Pull every line holding the string "source" from the records below.
━━━━━ EXERCISE MATERIAL ━━━━━
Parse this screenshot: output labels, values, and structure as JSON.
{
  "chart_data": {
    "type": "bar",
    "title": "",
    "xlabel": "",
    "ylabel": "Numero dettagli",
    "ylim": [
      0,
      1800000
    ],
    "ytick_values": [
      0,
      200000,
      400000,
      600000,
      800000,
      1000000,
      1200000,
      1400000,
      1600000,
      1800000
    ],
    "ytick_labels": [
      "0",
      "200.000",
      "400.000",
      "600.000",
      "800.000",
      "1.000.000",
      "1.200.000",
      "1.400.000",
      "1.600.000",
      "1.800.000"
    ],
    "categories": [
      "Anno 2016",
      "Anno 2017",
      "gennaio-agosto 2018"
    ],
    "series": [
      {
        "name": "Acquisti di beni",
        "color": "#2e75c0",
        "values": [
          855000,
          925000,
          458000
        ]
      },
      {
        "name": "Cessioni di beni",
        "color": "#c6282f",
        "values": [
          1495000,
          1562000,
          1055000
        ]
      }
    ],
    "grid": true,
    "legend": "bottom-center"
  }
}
━━━━━
━━━━━ EXERCISE MATERIAL ━━━━━
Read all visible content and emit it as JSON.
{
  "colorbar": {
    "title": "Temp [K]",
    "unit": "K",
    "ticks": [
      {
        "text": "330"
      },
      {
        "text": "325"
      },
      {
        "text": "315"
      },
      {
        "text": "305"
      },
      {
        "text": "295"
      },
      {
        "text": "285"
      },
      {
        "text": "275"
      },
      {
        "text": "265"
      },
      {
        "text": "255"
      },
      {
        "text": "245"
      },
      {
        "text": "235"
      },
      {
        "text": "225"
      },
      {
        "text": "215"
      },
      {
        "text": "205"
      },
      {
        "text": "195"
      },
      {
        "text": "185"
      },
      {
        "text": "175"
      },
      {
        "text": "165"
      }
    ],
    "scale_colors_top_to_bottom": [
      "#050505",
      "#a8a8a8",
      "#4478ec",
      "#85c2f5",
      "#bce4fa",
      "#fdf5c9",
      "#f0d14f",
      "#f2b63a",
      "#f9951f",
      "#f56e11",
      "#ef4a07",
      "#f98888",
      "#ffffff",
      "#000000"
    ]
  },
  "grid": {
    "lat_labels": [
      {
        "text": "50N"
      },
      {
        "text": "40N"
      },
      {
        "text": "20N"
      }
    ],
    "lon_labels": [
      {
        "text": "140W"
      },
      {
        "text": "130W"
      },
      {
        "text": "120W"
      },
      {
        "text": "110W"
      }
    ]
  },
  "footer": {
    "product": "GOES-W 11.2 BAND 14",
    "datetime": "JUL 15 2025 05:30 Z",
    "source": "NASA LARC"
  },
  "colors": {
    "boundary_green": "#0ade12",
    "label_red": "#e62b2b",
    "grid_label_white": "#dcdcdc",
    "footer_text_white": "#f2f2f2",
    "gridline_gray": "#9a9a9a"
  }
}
━━━━━
━━━━━ EXERCISE MATERIAL ━━━━━
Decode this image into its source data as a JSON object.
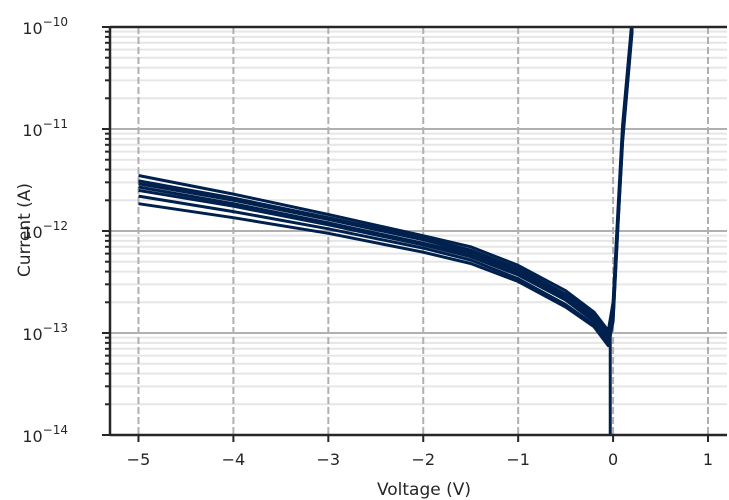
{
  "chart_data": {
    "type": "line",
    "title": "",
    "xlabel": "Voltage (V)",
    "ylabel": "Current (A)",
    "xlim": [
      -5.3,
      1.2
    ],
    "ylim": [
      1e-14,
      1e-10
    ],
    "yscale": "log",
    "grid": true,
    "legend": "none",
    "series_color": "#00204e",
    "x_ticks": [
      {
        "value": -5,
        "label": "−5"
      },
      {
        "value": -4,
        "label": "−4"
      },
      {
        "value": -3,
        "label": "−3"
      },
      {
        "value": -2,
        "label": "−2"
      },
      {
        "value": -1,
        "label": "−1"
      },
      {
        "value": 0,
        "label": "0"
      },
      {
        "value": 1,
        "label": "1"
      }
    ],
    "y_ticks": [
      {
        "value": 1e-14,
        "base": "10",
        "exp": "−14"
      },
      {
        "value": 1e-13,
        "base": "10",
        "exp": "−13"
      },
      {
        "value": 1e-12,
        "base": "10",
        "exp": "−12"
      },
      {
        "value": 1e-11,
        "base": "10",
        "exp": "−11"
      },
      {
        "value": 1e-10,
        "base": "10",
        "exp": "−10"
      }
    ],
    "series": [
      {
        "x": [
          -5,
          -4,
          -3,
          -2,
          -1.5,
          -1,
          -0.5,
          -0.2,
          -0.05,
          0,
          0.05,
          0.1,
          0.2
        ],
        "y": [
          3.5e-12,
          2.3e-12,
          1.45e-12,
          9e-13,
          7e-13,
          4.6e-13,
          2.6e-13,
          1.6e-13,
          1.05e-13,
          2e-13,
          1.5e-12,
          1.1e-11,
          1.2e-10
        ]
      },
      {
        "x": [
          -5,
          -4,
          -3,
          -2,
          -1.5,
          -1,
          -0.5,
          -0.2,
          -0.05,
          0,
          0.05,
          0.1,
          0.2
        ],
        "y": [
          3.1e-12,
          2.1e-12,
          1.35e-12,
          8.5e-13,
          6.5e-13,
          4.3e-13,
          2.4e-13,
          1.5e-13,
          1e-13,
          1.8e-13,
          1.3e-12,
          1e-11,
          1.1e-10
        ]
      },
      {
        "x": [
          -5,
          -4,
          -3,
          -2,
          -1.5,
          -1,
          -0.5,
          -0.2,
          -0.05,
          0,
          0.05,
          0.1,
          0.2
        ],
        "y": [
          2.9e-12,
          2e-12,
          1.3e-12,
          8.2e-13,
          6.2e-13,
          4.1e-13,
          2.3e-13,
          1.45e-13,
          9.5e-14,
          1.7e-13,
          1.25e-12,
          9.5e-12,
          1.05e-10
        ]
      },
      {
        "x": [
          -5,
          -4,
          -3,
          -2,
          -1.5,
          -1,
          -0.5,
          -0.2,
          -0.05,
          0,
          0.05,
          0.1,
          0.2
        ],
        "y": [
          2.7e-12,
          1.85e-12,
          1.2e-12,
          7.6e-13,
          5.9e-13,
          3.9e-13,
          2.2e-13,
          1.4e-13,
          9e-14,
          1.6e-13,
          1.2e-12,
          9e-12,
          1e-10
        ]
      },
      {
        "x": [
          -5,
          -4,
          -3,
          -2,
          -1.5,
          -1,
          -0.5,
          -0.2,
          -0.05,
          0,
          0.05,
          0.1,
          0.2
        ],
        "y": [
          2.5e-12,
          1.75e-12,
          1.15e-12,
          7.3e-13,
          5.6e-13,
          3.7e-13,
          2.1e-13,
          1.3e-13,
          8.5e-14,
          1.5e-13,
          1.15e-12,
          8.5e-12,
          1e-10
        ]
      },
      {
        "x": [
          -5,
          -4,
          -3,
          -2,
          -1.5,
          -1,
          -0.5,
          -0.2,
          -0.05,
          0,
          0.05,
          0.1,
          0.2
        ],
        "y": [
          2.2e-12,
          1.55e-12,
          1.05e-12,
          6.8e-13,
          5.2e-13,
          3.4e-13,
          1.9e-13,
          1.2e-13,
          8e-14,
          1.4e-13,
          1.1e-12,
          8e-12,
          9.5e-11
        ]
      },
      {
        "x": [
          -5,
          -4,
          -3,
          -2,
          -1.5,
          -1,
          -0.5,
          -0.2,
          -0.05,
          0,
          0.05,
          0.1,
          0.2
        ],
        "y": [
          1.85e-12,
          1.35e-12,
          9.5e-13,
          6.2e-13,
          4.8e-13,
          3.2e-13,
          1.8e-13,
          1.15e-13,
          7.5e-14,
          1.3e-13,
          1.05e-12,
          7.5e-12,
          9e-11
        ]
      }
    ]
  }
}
━━━━━
#### SOLVED EXERCISE:
    "source": "NASA LARC"
Decode this image into its source data as a JSON object.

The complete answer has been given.